● TASK STATEMENT: What lines of the data hold the string "ביצוע"? Pull each one out.

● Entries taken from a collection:
|---|

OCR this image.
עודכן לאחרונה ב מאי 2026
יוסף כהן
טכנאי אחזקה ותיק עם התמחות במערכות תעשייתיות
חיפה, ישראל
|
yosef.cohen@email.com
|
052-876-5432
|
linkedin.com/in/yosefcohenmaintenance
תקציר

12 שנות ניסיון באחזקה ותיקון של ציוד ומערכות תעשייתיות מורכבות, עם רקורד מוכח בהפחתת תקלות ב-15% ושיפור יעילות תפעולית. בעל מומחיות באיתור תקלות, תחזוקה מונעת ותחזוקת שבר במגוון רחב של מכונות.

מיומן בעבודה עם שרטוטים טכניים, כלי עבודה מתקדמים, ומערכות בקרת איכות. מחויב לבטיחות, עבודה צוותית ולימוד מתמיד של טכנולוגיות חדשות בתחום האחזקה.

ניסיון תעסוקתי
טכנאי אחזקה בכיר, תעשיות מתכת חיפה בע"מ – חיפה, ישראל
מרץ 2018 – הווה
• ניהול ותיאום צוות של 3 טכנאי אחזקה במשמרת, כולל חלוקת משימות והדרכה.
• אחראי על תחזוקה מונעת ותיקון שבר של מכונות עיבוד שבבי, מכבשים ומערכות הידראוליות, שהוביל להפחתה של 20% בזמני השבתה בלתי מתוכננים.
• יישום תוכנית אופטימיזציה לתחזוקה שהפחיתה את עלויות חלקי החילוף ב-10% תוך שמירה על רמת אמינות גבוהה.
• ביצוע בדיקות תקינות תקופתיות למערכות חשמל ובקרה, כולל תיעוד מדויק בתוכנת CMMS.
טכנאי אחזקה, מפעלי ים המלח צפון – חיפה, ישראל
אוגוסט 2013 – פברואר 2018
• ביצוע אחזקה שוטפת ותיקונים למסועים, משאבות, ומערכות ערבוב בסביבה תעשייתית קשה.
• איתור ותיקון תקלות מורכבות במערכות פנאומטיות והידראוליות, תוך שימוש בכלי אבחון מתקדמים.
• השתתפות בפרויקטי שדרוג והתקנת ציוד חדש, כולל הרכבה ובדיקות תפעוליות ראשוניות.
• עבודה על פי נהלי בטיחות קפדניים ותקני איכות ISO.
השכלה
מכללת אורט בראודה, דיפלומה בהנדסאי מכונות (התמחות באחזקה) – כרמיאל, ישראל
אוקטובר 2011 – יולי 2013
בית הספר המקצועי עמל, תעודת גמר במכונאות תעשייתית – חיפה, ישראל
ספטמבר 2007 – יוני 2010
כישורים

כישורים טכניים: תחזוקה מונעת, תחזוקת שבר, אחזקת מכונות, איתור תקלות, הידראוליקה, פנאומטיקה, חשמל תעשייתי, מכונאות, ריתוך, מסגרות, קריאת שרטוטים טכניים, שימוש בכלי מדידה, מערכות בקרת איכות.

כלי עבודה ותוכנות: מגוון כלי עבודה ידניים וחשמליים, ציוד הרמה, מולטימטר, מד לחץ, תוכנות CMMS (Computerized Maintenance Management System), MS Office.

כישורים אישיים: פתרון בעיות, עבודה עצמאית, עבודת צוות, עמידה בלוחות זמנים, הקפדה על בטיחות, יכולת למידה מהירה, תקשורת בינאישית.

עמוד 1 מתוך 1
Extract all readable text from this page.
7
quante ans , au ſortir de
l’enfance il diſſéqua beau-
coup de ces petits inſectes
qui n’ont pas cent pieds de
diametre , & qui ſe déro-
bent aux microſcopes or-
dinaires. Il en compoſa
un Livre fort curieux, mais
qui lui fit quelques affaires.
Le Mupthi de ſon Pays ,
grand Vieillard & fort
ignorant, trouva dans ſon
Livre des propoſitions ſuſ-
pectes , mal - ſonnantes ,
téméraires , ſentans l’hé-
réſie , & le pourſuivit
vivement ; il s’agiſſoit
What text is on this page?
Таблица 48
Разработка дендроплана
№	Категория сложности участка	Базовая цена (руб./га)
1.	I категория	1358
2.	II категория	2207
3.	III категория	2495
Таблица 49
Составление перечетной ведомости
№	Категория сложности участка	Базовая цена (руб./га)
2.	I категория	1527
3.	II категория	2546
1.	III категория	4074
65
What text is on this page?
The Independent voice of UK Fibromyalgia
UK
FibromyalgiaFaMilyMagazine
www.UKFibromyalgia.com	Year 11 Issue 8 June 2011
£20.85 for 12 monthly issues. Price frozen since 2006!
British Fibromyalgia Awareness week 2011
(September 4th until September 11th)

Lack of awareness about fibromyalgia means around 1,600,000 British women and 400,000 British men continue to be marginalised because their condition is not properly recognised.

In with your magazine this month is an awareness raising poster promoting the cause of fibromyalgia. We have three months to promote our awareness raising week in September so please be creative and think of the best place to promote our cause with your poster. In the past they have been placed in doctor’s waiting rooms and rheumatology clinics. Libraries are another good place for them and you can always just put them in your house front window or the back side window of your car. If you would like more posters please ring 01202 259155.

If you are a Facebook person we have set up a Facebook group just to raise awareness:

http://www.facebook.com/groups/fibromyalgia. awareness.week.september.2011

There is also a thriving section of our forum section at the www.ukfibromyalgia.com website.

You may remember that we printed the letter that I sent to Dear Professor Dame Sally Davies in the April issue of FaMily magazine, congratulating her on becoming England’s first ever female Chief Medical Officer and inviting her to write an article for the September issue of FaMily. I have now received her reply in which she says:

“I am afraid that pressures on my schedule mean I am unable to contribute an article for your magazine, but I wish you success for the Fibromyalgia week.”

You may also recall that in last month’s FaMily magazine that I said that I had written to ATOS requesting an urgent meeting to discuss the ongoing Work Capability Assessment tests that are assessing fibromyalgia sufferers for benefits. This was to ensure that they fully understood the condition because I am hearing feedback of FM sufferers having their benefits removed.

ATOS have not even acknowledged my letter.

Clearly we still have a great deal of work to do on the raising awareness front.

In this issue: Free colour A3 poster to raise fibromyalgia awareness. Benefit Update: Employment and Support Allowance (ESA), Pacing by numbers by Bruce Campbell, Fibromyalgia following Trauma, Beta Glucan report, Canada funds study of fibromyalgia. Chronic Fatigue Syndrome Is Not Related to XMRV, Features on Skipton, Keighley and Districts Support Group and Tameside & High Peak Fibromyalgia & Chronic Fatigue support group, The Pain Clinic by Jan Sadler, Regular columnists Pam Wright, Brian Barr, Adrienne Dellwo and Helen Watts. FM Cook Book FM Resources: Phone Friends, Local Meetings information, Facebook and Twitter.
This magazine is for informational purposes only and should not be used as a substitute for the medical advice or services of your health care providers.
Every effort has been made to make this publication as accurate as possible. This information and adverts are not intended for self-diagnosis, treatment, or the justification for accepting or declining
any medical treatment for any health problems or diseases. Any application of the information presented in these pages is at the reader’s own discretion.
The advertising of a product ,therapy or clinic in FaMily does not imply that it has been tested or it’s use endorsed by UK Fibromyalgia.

|---|

● RESULT OF THE TASK:
• ביצוע בדיקות תקינות תקופתיות למערכות חשמל ובקרה, כולל תיעוד מדויק בתוכנת CMMS.
• ביצוע אחזקה שוטפת ותיקונים למסועים, משאבות, ומערכות ערבוב בסביבה תעשייתית קשה.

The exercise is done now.